* _Set problem_
Can you transcribe every record below exactly as it appears?

* _Records shown_

▼

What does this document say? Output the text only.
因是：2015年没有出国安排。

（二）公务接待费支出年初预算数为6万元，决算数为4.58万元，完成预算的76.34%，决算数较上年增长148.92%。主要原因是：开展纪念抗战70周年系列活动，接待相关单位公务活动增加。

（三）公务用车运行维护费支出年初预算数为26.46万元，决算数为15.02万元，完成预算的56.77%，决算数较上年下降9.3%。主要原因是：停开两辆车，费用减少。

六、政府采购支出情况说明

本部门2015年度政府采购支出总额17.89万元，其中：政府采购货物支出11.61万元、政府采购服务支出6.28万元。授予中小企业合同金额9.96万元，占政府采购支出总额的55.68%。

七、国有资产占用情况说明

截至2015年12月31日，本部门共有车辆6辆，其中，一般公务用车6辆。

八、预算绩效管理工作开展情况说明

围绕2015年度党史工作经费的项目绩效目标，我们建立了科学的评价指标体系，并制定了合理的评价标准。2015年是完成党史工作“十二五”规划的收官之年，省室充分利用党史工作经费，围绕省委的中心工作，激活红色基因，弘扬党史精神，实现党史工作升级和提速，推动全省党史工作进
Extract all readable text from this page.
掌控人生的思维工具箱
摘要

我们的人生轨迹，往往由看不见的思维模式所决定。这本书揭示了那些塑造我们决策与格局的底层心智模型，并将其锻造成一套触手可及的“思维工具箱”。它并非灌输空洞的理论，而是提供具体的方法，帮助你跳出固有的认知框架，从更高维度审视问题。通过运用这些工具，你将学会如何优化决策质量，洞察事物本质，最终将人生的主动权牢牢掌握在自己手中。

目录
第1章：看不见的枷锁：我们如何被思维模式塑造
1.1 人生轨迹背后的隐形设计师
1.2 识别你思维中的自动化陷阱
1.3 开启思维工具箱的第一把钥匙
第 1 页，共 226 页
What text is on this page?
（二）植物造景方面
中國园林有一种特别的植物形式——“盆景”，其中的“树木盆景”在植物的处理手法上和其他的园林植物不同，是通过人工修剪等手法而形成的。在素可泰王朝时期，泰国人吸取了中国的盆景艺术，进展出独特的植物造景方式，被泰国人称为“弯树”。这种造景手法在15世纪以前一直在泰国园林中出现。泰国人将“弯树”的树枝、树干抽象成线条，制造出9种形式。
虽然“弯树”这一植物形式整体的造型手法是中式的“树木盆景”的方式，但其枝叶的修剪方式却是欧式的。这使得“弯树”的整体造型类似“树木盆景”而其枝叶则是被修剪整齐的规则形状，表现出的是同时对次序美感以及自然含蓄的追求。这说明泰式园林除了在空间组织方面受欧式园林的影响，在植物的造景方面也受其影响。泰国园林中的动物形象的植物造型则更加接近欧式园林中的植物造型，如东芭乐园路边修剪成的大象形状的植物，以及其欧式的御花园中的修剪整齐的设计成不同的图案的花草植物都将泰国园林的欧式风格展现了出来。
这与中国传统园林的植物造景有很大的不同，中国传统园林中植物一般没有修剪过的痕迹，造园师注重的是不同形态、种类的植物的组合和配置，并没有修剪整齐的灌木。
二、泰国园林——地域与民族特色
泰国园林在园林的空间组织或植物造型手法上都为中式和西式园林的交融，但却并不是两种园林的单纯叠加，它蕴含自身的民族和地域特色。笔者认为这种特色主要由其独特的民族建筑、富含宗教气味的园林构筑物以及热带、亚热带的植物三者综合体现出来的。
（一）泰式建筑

▲

* _Solution to this problem_
What does this document say? Output the text only.
因是：2015年没有出国安排。

（二）公务接待费支出年初预算数为6万元，决算数为4.58万元，完成预算的76.34%，决算数较上年增长148.92%。主要原因是：开展纪念抗战70周年系列活动，接待相关单位公务活动增加。

（三）公务用车运行维护费支出年初预算数为26.46万元，决算数为15.02万元，完成预算的56.77%，决算数较上年下降9.3%。主要原因是：停开两辆车，费用减少。

六、政府采购支出情况说明

本部门2015年度政府采购支出总额17.89万元，其中：政府采购货物支出11.61万元、政府采购服务支出6.28万元。授予中小企业合同金额9.96万元，占政府采购支出总额的55.68%。

七、国有资产占用情况说明

截至2015年12月31日，本部门共有车辆6辆，其中，一般公务用车6辆。

八、预算绩效管理工作开展情况说明

围绕2015年度党史工作经费的项目绩效目标，我们建立了科学的评价指标体系，并制定了合理的评价标准。2015年是完成党史工作“十二五”规划的收官之年，省室充分利用党史工作经费，围绕省委的中心工作，激活红色基因，弘扬党史精神，实现党史工作升级和提速，推动全省党史工作进
Extract all readable text from this page.
掌控人生的思维工具箱
摘要

我们的人生轨迹，往往由看不见的思维模式所决定。这本书揭示了那些塑造我们决策与格局的底层心智模型，并将其锻造成一套触手可及的“思维工具箱”。它并非灌输空洞的理论，而是提供具体的方法，帮助你跳出固有的认知框架，从更高维度审视问题。通过运用这些工具，你将学会如何优化决策质量，洞察事物本质，最终将人生的主动权牢牢掌握在自己手中。

目录
第1章：看不见的枷锁：我们如何被思维模式塑造
1.1 人生轨迹背后的隐形设计师
1.2 识别你思维中的自动化陷阱
1.3 开启思维工具箱的第一把钥匙
第 1 页，共 226 页
What text is on this page?
（二）植物造景方面
中國园林有一种特别的植物形式——“盆景”，其中的“树木盆景”在植物的处理手法上和其他的园林植物不同，是通过人工修剪等手法而形成的。在素可泰王朝时期，泰国人吸取了中国的盆景艺术，进展出独特的植物造景方式，被泰国人称为“弯树”。这种造景手法在15世纪以前一直在泰国园林中出现。泰国人将“弯树”的树枝、树干抽象成线条，制造出9种形式。
虽然“弯树”这一植物形式整体的造型手法是中式的“树木盆景”的方式，但其枝叶的修剪方式却是欧式的。这使得“弯树”的整体造型类似“树木盆景”而其枝叶则是被修剪整齐的规则形状，表现出的是同时对次序美感以及自然含蓄的追求。这说明泰式园林除了在空间组织方面受欧式园林的影响，在植物的造景方面也受其影响。泰国园林中的动物形象的植物造型则更加接近欧式园林中的植物造型，如东芭乐园路边修剪成的大象形状的植物，以及其欧式的御花园中的修剪整齐的设计成不同的图案的花草植物都将泰国园林的欧式风格展现了出来。
这与中国传统园林的植物造景有很大的不同，中国传统园林中植物一般没有修剪过的痕迹，造园师注重的是不同形态、种类的植物的组合和配置，并没有修剪整齐的灌木。
二、泰国园林——地域与民族特色
泰国园林在园林的空间组织或植物造型手法上都为中式和西式园林的交融，但却并不是两种园林的单纯叠加，它蕴含自身的民族和地域特色。笔者认为这种特色主要由其独特的民族建筑、富含宗教气味的园林构筑物以及热带、亚热带的植物三者综合体现出来的。
（一）泰式建筑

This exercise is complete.